Source extract
# Monitor goes into power save when windows starts



## khuminis (Nov 15, 2009)

My less than year old alienware PC runs windows 7. Starting yesterday, for no apparent reason, the monitor will go into power save mode when windows 7 opens (after the music chimes but before I go to the accounts screen).

Opened the computer in safe mode, set a restore point four days ago which worked fine but had no effect on the monitor going to sleep. Spent hours on the phone with alienware tech support, to no avail -- they claim I need a new videocard but I am dubious as the PC is less than a year in use.

Any thoughts? Might it be something malicious? Ran spybot but only found one piece of adware, removal of which had no effect.

TIA


----------



## JimE (Apr 16, 2009)

Does it stay working in Safe Mode?

If so uninstall the video drivers and reboot.

Aside from that, test the monitor on another PC. Then you will know for sure if it's a monitor or PC issue.


----------



## khuminis (Nov 15, 2009)

Thanks for that, that was one of the things the alienware tech tried.

Sorry to say I cannot hook the monitor up to another pc -- this is the only one I have access to. (I'm writing this on a smartphone.)


----------



## JimE (Apr 16, 2009)

Then if it's not working in Safe Mode, it is likely a hardware issue. It could be any number of possible causes. Video card would be at the top of the list, but but other likely components would be the power supply, motherboard, or monitor.


----------



## khuminis (Nov 15, 2009)

It is working in safe mode. It only goes into power save when windows starts.


----------



## JimE (Apr 16, 2009)

Then go back to my first post^^^^^


----------



## dai (Jul 2, 2004)

what are you running
video card
cpu
m/board
ram
power supply
brand
model
wattage

check the listings in the bios for voltages and temperatures and post them


----------



## khuminis (Nov 15, 2009)

dogg, the alienware support guy deleted the drivers and rebooted, but that did not solve the problem.

dai, I will see if I can figure out how to get that information in safe mode and then post. I'm not a tech savvy person so I'll see what I can do. Thanks.


----------



## brobarapas (Sep 26, 2009)

So what your saying is you can boot into windows in safe mode and the monitor is fine is this correct?


----------



## khuminis (Nov 15, 2009)

It was true up until today. Now I can't even do that, the monitor doesn't even come out of power save mode for the initial startup. It did until this morning, but now it's just in power save even as the pc starts up.

Previously as long as I was able to bypass Windows startup I could get into safe mode and use the PC, including the monitor of course. Not any more....

Now I REALLY feel screwed.


----------



## brobarapas (Sep 26, 2009)

What is the led light doing on the monitor?


----------



## khuminis (Nov 15, 2009)

When the monitor first comes on, the light is white, the alienware logo comes up, the monitor then goes into power save, and the light flashes amber.


----------



## brobarapas (Sep 26, 2009)

Disconnect all power from the computer,,touch a metal surface on the computer to discharge all static from your body,open the case of your computer,

remove the m/b battery from your computer;
restart your computer, it should now power up (you may get some warning messages during the start-up sequence, ignore them.

Supplied data
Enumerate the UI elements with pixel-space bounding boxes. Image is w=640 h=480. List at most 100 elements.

Exercise tasks
[1] In the monitor thread, what color does the monitor's light flash once it goes into power save?
[2] Can you summarize the monitor thread in two sentences?
[3] In the monitor thread, would you echo the passage from "It was true" up to and including "REALLY feel screwed.", word for word?
The data shown above come from a separate source.

Responses to the tasks
[1] Amber.

[2] A less-than-a-year-old Alienware PC running Windows 7 began sending its monitor into power save mode as Windows opened, and a restore point, driver removal by tech support, and a Spybot scan all failed to fix it, though tech support claimed a new video card was needed. Forum replies suggested checking Safe Mode, uninstalling video drivers, testing the monitor on another PC, posting hardware details, and removing the motherboard battery, while the problem worsened until the monitor stayed in power save even during initial startup.

[3]
It was true up until today. Now I can't even do that, the monitor doesn't even come out of power save mode for the initial startup. It did until this morning, but now it's just in power save even as the pc starts up.

Previously as long as I was able to bypass Windows startup I could get into safe mode and use the PC, including the monitor of course. Not any more....

Now I REALLY feel screwed.